EXERCISE:
The records below are made of lines; count those holding the word "this" and give the number only.

DATA ROWS:
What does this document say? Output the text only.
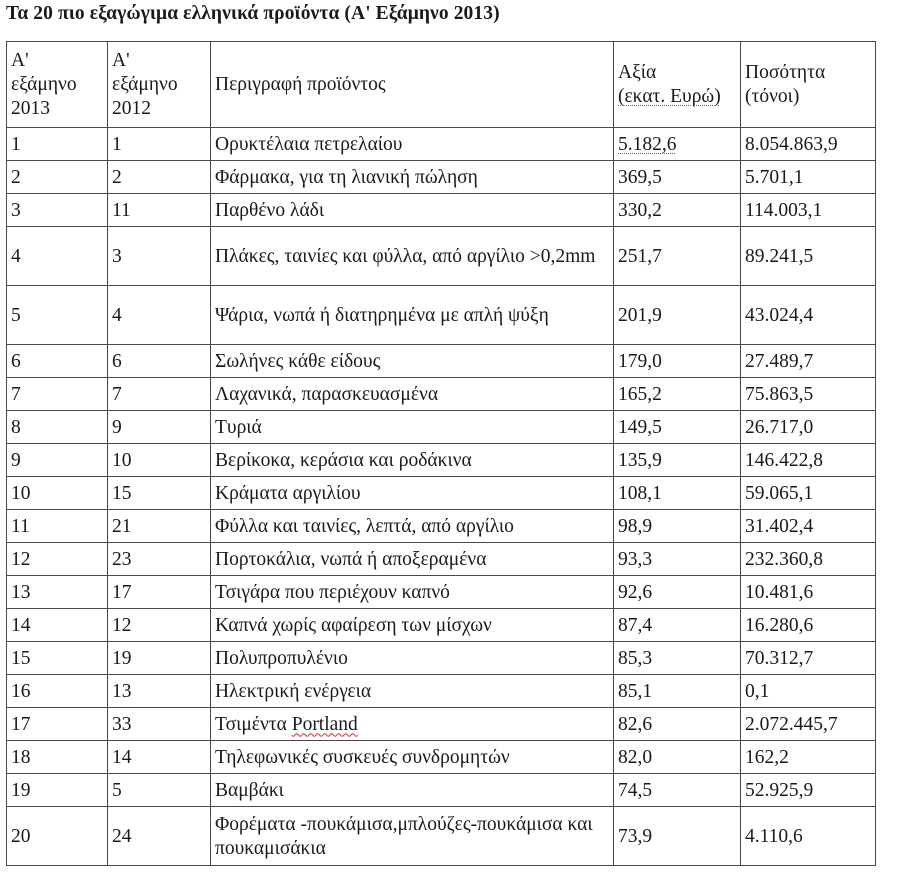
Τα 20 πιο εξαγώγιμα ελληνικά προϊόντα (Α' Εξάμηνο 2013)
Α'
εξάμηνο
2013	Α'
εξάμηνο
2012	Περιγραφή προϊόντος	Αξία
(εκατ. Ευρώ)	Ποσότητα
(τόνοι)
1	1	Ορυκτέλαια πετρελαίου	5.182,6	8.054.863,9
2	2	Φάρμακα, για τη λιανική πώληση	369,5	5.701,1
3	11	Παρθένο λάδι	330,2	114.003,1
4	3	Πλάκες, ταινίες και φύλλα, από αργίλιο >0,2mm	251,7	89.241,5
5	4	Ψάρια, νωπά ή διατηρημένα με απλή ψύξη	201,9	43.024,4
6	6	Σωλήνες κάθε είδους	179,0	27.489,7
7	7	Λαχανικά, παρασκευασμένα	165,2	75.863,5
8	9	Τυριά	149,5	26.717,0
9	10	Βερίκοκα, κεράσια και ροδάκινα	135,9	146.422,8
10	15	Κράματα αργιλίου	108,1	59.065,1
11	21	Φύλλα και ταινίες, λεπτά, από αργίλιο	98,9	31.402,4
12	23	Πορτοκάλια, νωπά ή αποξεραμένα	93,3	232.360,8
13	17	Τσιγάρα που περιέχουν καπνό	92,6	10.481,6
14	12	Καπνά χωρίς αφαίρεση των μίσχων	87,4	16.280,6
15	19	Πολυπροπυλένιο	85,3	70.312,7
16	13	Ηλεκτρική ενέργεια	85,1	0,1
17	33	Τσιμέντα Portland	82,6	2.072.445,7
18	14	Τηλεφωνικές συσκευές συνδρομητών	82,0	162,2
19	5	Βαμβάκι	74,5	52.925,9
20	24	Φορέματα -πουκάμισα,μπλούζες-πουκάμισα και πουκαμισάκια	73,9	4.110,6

--

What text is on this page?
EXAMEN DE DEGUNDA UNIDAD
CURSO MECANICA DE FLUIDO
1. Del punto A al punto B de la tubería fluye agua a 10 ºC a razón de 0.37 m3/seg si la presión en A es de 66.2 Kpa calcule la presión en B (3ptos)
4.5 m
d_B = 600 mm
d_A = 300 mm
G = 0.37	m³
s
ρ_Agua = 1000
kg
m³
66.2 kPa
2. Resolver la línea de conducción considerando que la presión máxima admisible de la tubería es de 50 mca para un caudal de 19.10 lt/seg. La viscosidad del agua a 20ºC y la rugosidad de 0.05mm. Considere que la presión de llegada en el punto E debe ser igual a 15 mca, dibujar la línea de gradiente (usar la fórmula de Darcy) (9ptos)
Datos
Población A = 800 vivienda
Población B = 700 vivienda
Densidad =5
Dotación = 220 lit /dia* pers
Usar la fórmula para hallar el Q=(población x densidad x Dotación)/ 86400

---

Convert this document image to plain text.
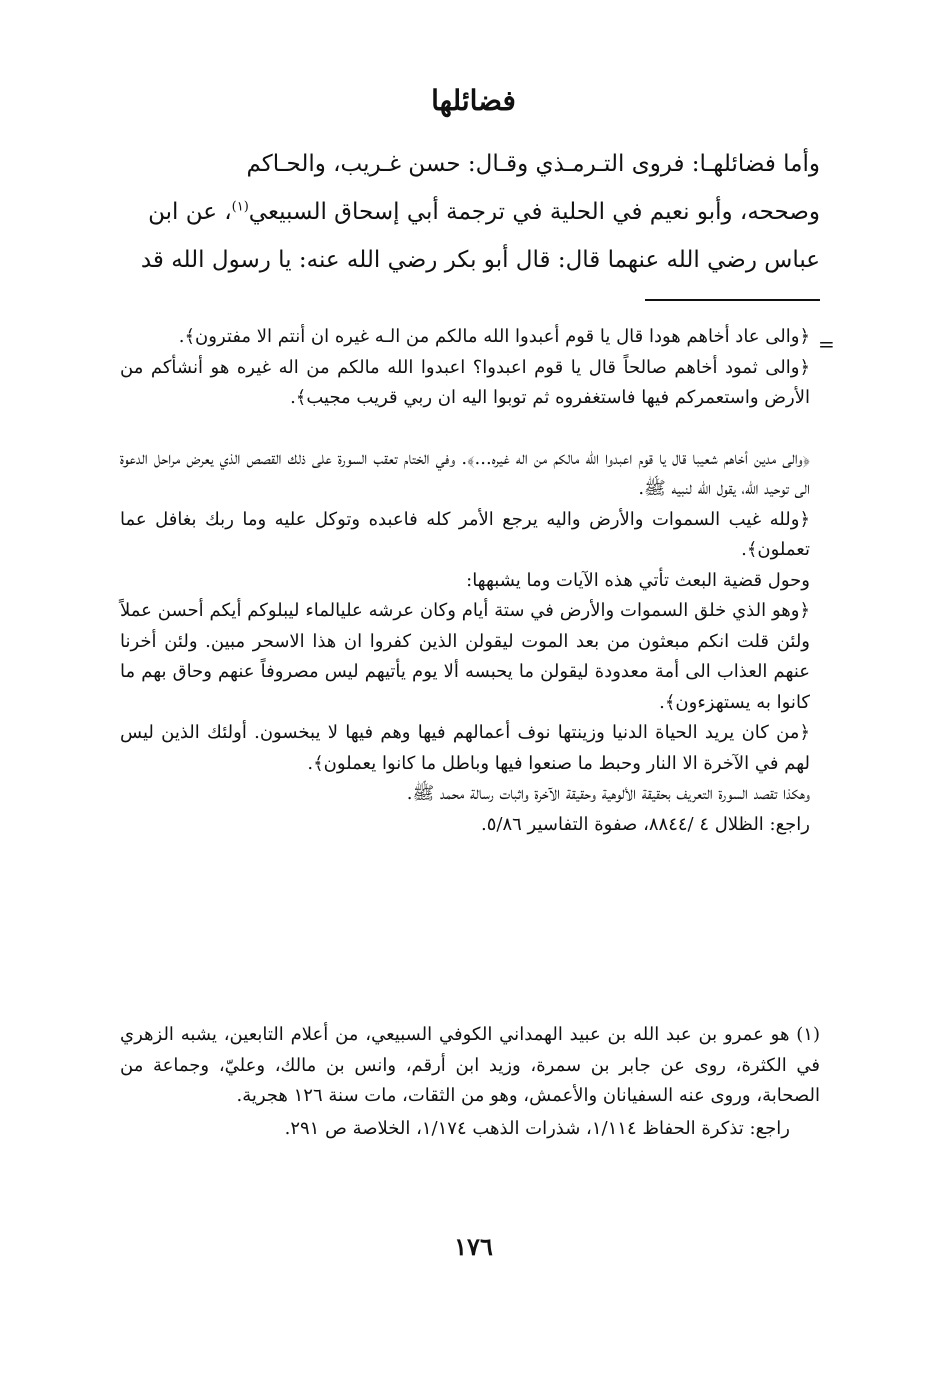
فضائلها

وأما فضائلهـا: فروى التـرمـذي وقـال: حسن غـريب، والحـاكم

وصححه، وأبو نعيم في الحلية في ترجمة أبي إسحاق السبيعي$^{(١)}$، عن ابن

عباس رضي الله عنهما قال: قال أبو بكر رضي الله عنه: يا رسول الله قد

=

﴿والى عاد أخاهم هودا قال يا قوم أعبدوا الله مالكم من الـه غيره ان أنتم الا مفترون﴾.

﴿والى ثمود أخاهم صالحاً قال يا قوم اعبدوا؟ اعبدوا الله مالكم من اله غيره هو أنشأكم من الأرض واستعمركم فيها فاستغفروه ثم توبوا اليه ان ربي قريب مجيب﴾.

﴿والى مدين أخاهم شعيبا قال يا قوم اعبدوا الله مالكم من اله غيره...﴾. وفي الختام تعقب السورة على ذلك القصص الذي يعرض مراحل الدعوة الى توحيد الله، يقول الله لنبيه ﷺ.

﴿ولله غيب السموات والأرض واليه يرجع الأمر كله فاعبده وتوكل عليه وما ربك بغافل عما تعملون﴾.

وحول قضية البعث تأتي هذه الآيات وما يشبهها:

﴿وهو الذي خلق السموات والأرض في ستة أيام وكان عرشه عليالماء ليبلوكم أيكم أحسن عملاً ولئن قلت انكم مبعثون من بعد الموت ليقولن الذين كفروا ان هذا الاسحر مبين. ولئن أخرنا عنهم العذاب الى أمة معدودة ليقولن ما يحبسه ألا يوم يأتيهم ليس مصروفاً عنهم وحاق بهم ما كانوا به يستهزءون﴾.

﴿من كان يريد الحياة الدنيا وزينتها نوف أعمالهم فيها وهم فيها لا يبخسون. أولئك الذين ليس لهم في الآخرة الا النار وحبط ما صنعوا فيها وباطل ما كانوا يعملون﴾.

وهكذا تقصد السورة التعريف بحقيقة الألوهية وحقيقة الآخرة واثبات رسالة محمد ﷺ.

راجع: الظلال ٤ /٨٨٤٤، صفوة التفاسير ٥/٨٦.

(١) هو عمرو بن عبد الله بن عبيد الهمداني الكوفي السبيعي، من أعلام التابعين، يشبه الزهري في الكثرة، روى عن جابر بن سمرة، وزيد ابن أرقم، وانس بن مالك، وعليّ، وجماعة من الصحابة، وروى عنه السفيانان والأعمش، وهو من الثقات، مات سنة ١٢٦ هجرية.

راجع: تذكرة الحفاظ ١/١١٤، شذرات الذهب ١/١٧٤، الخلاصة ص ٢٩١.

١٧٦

SOLVED PROBLEM:
3